--- Exercise input ---
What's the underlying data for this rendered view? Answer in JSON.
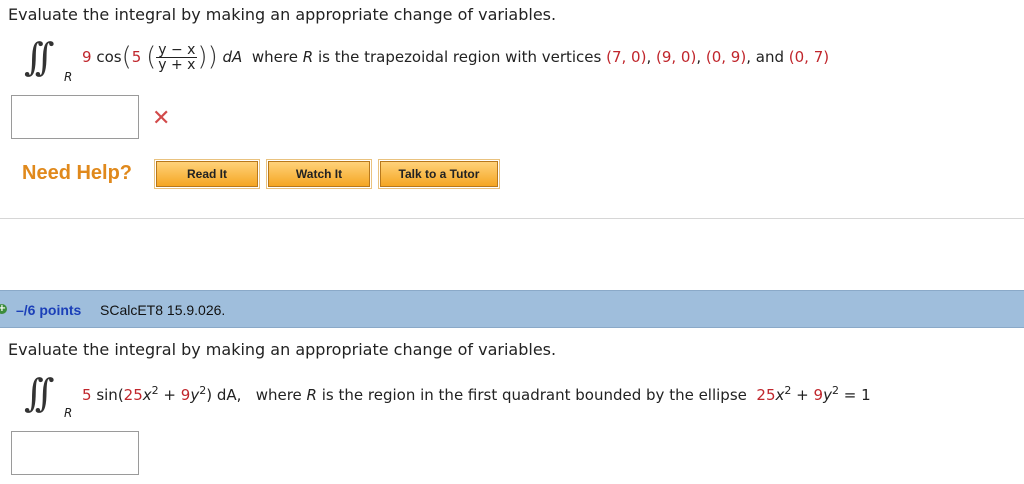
{
  "q1": {
    "prompt": "Evaluate the integral by making an appropriate change of variables.",
    "integral": {
      "subscript": "R",
      "coef": "9",
      "func": "cos",
      "inner_coef": "5",
      "frac_num": "y − x",
      "frac_den": "y + x",
      "differential": "dA",
      "where_text": "where",
      "R_label": "R",
      "region_text": "is the trapezoidal region with vertices",
      "v1": "(7, 0)",
      "v2": "(9, 0)",
      "v3": "(0, 9)",
      "and_text": "and",
      "v4": "(0, 7)"
    },
    "answer_value": "",
    "status": "✕"
  },
  "help": {
    "label": "Need Help?",
    "buttons": [
      "Read It",
      "Watch It",
      "Talk to a Tutor"
    ]
  },
  "q2": {
    "points": "–/6 points",
    "id": "SCalcET8 15.9.026.",
    "prompt": "Evaluate the integral by making an appropriate change of variables.",
    "integral": {
      "subscript": "R",
      "coef": "5",
      "func": "sin(",
      "t1": "25",
      "x2": "x",
      "plus": " + ",
      "t2": "9",
      "y2": "y",
      "tail": ") dA,",
      "where_text": "where",
      "R_label": "R",
      "region_text": "is the region in the first quadrant bounded by the ellipse",
      "e1": "25",
      "e2": "9",
      "rhs": "= 1"
    },
    "answer_value": ""
  },
  "colors": {
    "accent_red": "#c0262c",
    "help_orange": "#e0891c",
    "header_blue": "#9fbedc",
    "points_blue": "#1b3fb8"
  }
}
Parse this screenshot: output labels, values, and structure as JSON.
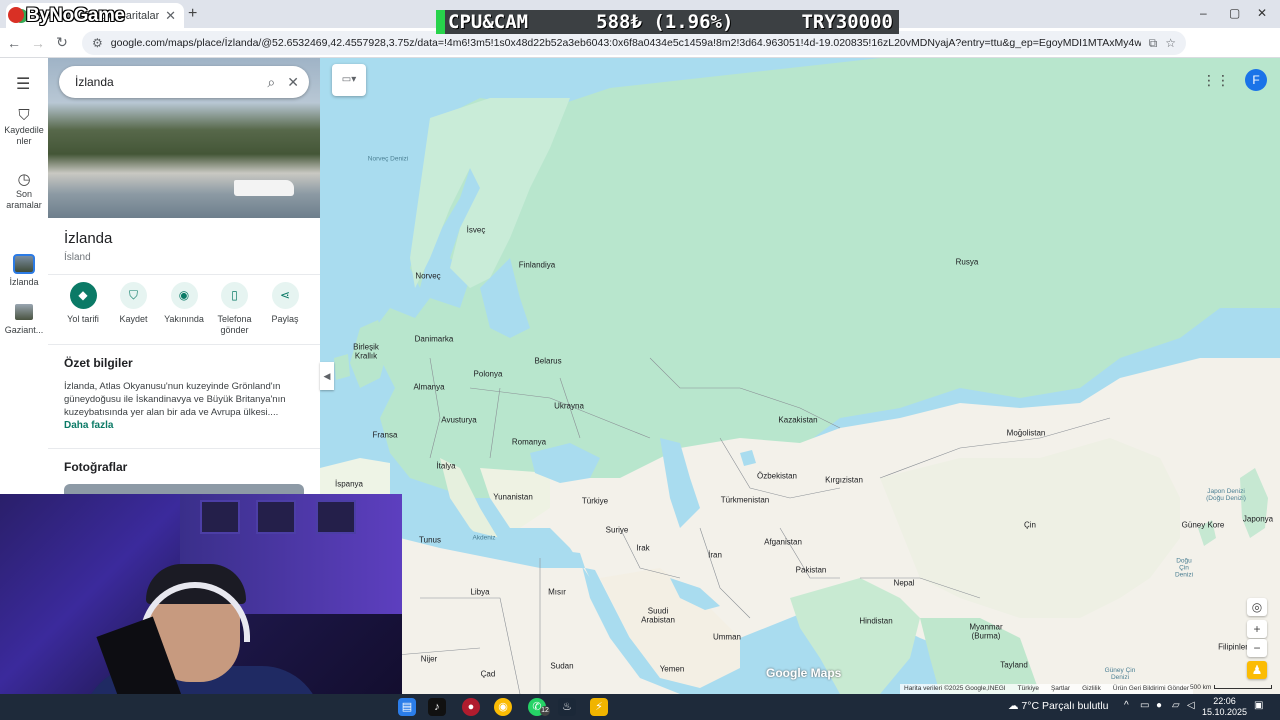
{
  "browser": {
    "tab_title": "İzlanda - Google Haritalar",
    "tab_close": "✕",
    "new_tab": "+",
    "brand_overlay": "ByNoGame",
    "url": "google.com/maps/place/İzlanda/@52.6532469,42.4557928,3.75z/data=!4m6!3m5!1s0x48d22b52a3eb6043:0x6f8a0434e5c1459a!8m2!3d64.963051!4d-19.020835!16zL20vMDNyajA?entry=ttu&g_ep=EgoyMDI1MTAxMy4wIKXMDSoASAFQAw%3D%3D",
    "profile_initial": "F",
    "window_controls": [
      "–",
      "▢",
      "✕"
    ]
  },
  "stream_ticker": {
    "left": "CPU&CAM",
    "middle": "588₺ (1.96%)",
    "right": "TRY30000"
  },
  "rail": {
    "items": [
      {
        "label": "Kaydedilenler",
        "icon": "bookmark-icon"
      },
      {
        "label": "Son aramalar",
        "icon": "history-icon"
      },
      {
        "label": "İzlanda",
        "icon": "thumbnail"
      },
      {
        "label": "Gaziant...",
        "icon": "thumbnail"
      }
    ],
    "label_lines": [
      "Kaydedile",
      "nler",
      "Son",
      "aramalar"
    ]
  },
  "panel": {
    "search_value": "İzlanda",
    "title": "İzlanda",
    "subtitle": "Ísland",
    "actions": [
      {
        "label": "Yol tarifi",
        "icon": "directions-icon",
        "glyph": "◆"
      },
      {
        "label": "Kaydet",
        "icon": "bookmark-icon",
        "glyph": "⛉"
      },
      {
        "label": "Yakınında",
        "icon": "nearby-icon",
        "glyph": "◉"
      },
      {
        "label_line1": "Telefona",
        "label_line2": "gönder",
        "icon": "phone-icon",
        "glyph": "▯"
      },
      {
        "label": "Paylaş",
        "icon": "share-icon",
        "glyph": "⋖"
      }
    ],
    "summary_heading": "Özet bilgiler",
    "summary_text": "İzlanda, Atlas Okyanusu'nun kuzeyinde Grönland'ın güneydoğusu ile İskandinavya ve Büyük Britanya'nın kuzeybatısında yer alan bir ada ve Avrupa ülkesi....",
    "more_link": "Daha fazla",
    "photos_heading": "Fotoğraflar"
  },
  "map": {
    "labels": {
      "sea_norway": "Norveç Denizi",
      "sea_med": "Akdeniz",
      "sea_japan": "Japon Denizi (Doğu Denizi)",
      "sea_east_china": "Doğu Çin Denizi",
      "sea_south_china": "Güney Çin Denizi",
      "sweden": "İsveç",
      "finland": "Finlandiya",
      "norway": "Norveç",
      "russia": "Rusya",
      "uk_1": "Birleşik",
      "uk_2": "Krallık",
      "denmark": "Danimarka",
      "belarus": "Belarus",
      "poland": "Polonya",
      "germany": "Almanya",
      "ukraine": "Ukrayna",
      "kazakhstan": "Kazakistan",
      "mongolia": "Moğolistan",
      "france": "Fransa",
      "austria": "Avusturya",
      "romania": "Romanya",
      "italy": "İtalya",
      "spain": "İspanya",
      "greece": "Yunanistan",
      "turkey": "Türkiye",
      "uzbekistan": "Özbekistan",
      "kyrgyzstan": "Kırgızistan",
      "turkmenistan": "Türkmenistan",
      "south_korea": "Güney Kore",
      "japan": "Japonya",
      "china": "Çin",
      "tunisia": "Tunus",
      "syria": "Suriye",
      "iraq": "Irak",
      "iran": "İran",
      "afghanistan": "Afganistan",
      "pakistan": "Pakistan",
      "nepal": "Nepal",
      "libya": "Libya",
      "egypt": "Mısır",
      "saudi_1": "Suudi",
      "saudi_2": "Arabistan",
      "oman": "Umman",
      "india": "Hindistan",
      "myanmar_1": "Myanmar",
      "myanmar_2": "(Burma)",
      "philippines": "Filipinler",
      "thailand": "Tayland",
      "niger": "Nijer",
      "chad": "Çad",
      "sudan": "Sudan",
      "yemen": "Yemen"
    },
    "watermark": "Google Maps",
    "attribution": [
      "Harita verileri ©2025 Google,INEGI",
      "Türkiye",
      "Şartlar",
      "Gizlilik",
      "Ürün Geri Bildirimi Gönder"
    ],
    "scale": "500 km",
    "account_initial": "F",
    "colors": {
      "water": "#a9dcef",
      "land_green": "#b8e6cd",
      "land_desert": "#f3f1ea",
      "border": "#8a8f95"
    }
  },
  "taskbar": {
    "weather": "7°C  Parçalı bulutlu",
    "time": "22:06",
    "date": "15.10.2025",
    "whatsapp_badge": "12"
  }
}
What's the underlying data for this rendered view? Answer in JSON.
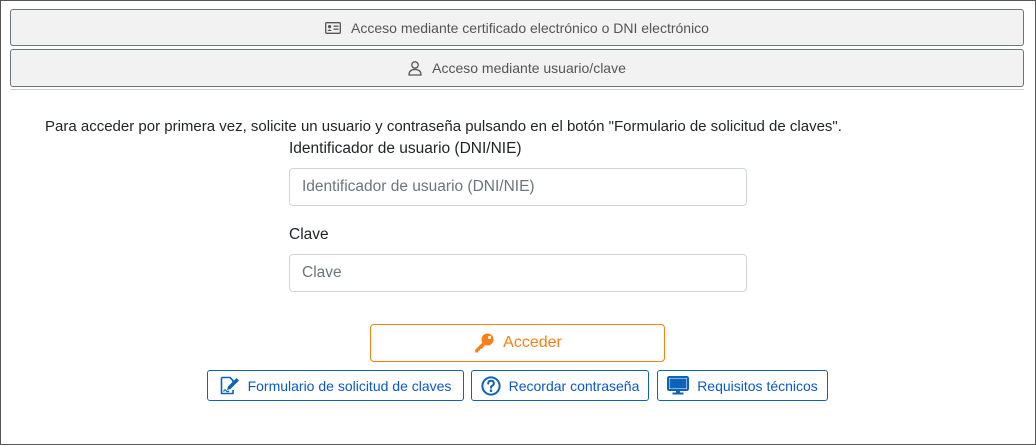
{
  "accordion": {
    "certificate_label": "Acceso mediante certificado electrónico o DNI electrónico",
    "userpass_label": "Acceso mediante usuario/clave"
  },
  "form": {
    "intro": "Para acceder por primera vez, solicite un usuario y contraseña pulsando en el botón \"Formulario de solicitud de claves\".",
    "user_label": "Identificador de usuario (DNI/NIE)",
    "user_placeholder": "Identificador de usuario (DNI/NIE)",
    "user_value": "",
    "password_label": "Clave",
    "password_placeholder": "Clave",
    "password_value": "",
    "submit_label": "Acceder"
  },
  "links": {
    "form_request_label": "Formulario de solicitud de claves",
    "remember_password_label": "Recordar contraseña",
    "requirements_label": "Requisitos técnicos"
  },
  "icons": {
    "certificate": "id-card-icon",
    "user": "user-icon",
    "submit": "key-icon",
    "form_request": "edit-document-icon",
    "remember": "question-circle-icon",
    "requirements": "monitor-icon"
  },
  "colors": {
    "accent_orange": "#fd7e14",
    "link_blue": "#0d63b8",
    "accordion_bg": "#f2f2f2"
  }
}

--- What to do ---
Give only a number: how many lines of the data hold the string "Acceso"?

--- The solution ---
2